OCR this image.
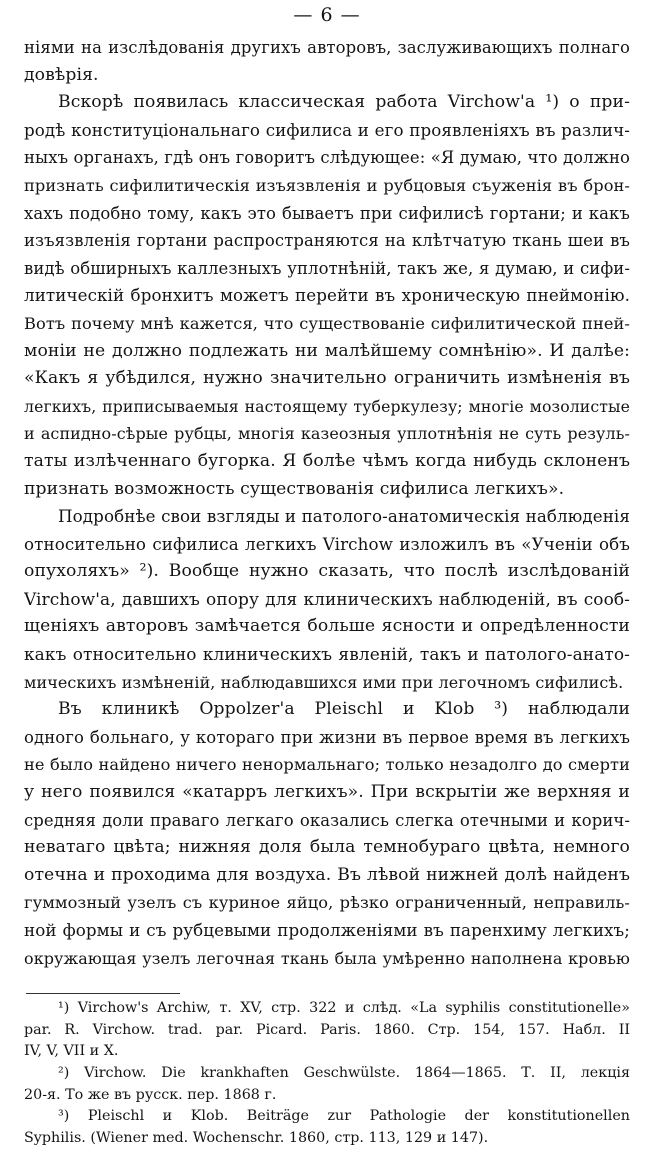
— 6 —
ніями на изслѣдованія другихъ авторовъ, заслуживающихъ полнаго
довѣрія.
Вскорѣ появилась классическая работа Virchow'a ¹) о при-
родѣ конституціональнаго сифилиса и его проявленіяхъ въ различ-
ныхъ органахъ, гдѣ онъ говоритъ слѣдующее: «Я думаю, что должно
признать сифилитическія изъязвленія и рубцовыя съуженія въ брон-
хахъ подобно тому, какъ это бываетъ при сифилисѣ гортани; и какъ
изъязвленія гортани распространяются на клѣтчатую ткань шеи въ
видѣ обширныхъ каллезныхъ уплотнѣній, такъ же, я думаю, и сифи-
литическій бронхитъ можетъ перейти въ хроническую пнеймонію.
Вотъ почему мнѣ кажется, что существованіе сифилитической пней-
моніи не должно подлежать ни малѣйшему сомнѣнію». И далѣе:
«Какъ я убѣдился, нужно значительно ограничить измѣненія въ
легкихъ, приписываемыя настоящему туберкулезу; многіе мозолистые
и аспидно-сѣрые рубцы, многія казеозныя уплотнѣнія не суть резуль-
таты излѣченнаго бугорка. Я болѣе чѣмъ когда нибудь склоненъ
признать возможность существованія сифилиса легкихъ».
Подробнѣе свои взгляды и патолого-анатомическія наблюденія
относительно сифилиса легкихъ Virchow изложилъ въ «Ученіи объ
опухоляхъ» ²). Вообще нужно сказать, что послѣ изслѣдованій
Virchow'a, давшихъ опору для клиническихъ наблюденій, въ сооб-
щеніяхъ авторовъ замѣчается больше ясности и опредѣленности
какъ относительно клиническихъ явленій, такъ и патолого-анато-
мическихъ измѣненій, наблюдавшихся ими при легочномъ сифилисѣ.
Въ клиникѣ Oppolzer'a Pleischl и Klob ³) наблюдали
одного больнаго, у котораго при жизни въ первое время въ легкихъ
не было найдено ничего ненормальнаго; только незадолго до смерти
у него появился «катарръ легкихъ». При вскрытіи же верхняя и
средняя доли праваго легкаго оказались слегка отечными и корич-
неватаго цвѣта; нижняя доля была темнобураго цвѣта, немного
отечна и проходима для воздуха. Въ лѣвой нижней долѣ найденъ
гуммозный узелъ съ куриное яйцо, рѣзко ограниченный, неправиль-
ной формы и съ рубцевыми продолженіями въ паренхиму легкихъ;
окружающая узелъ легочная ткань была умѣренно наполнена кровью
¹) Virchow's Archiw, т. XV, стр. 322 и слѣд. «La syphilis constitutionelle»
par. R. Virchow. trad. par. Picard. Paris. 1860. Стр. 154, 157. Набл. II
IV, V, VII и X.
²) Virchow. Die krankhaften Geschwülste. 1864—1865. Т. II, лекція
20-я. То же въ русск. пер. 1868 г.
³) Pleischl и Klob. Beiträge zur Pathologie der konstitutionellen
Syphilis. (Wiener med. Wochenschr. 1860, стр. 113, 129 и 147).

◇ ◇ ◇ ◇ ◇ ◇ ◇

[Directions]:
Reproduce each line of the records exactly, and omit every picture.

[Task output]:
OCR this image.
— 6 —
ніями на изслѣдованія другихъ авторовъ, заслуживающихъ полнаго
довѣрія.
Вскорѣ появилась классическая работа Virchow'a ¹) о при-
родѣ конституціональнаго сифилиса и его проявленіяхъ въ различ-
ныхъ органахъ, гдѣ онъ говоритъ слѣдующее: «Я думаю, что должно
признать сифилитическія изъязвленія и рубцовыя съуженія въ брон-
хахъ подобно тому, какъ это бываетъ при сифилисѣ гортани; и какъ
изъязвленія гортани распространяются на клѣтчатую ткань шеи въ
видѣ обширныхъ каллезныхъ уплотнѣній, такъ же, я думаю, и сифи-
литическій бронхитъ можетъ перейти въ хроническую пнеймонію.
Вотъ почему мнѣ кажется, что существованіе сифилитической пней-
моніи не должно подлежать ни малѣйшему сомнѣнію». И далѣе:
«Какъ я убѣдился, нужно значительно ограничить измѣненія въ
легкихъ, приписываемыя настоящему туберкулезу; многіе мозолистые
и аспидно-сѣрые рубцы, многія казеозныя уплотнѣнія не суть резуль-
таты излѣченнаго бугорка. Я болѣе чѣмъ когда нибудь склоненъ
признать возможность существованія сифилиса легкихъ».
Подробнѣе свои взгляды и патолого-анатомическія наблюденія
относительно сифилиса легкихъ Virchow изложилъ въ «Ученіи объ
опухоляхъ» ²). Вообще нужно сказать, что послѣ изслѣдованій
Virchow'a, давшихъ опору для клиническихъ наблюденій, въ сооб-
щеніяхъ авторовъ замѣчается больше ясности и опредѣленности
какъ относительно клиническихъ явленій, такъ и патолого-анато-
мическихъ измѣненій, наблюдавшихся ими при легочномъ сифилисѣ.
Въ клиникѣ Oppolzer'a Pleischl и Klob ³) наблюдали
одного больнаго, у котораго при жизни въ первое время въ легкихъ
не было найдено ничего ненормальнаго; только незадолго до смерти
у него появился «катарръ легкихъ». При вскрытіи же верхняя и
средняя доли праваго легкаго оказались слегка отечными и корич-
неватаго цвѣта; нижняя доля была темнобураго цвѣта, немного
отечна и проходима для воздуха. Въ лѣвой нижней долѣ найденъ
гуммозный узелъ съ куриное яйцо, рѣзко ограниченный, неправиль-
ной формы и съ рубцевыми продолженіями въ паренхиму легкихъ;
окружающая узелъ легочная ткань была умѣренно наполнена кровью
¹) Virchow's Archiw, т. XV, стр. 322 и слѣд. «La syphilis constitutionelle»
par. R. Virchow. trad. par. Picard. Paris. 1860. Стр. 154, 157. Набл. II
IV, V, VII и X.
²) Virchow. Die krankhaften Geschwülste. 1864—1865. Т. II, лекція
20-я. То же въ русск. пер. 1868 г.
³) Pleischl и Klob. Beiträge zur Pathologie der konstitutionellen
Syphilis. (Wiener med. Wochenschr. 1860, стр. 113, 129 и 147).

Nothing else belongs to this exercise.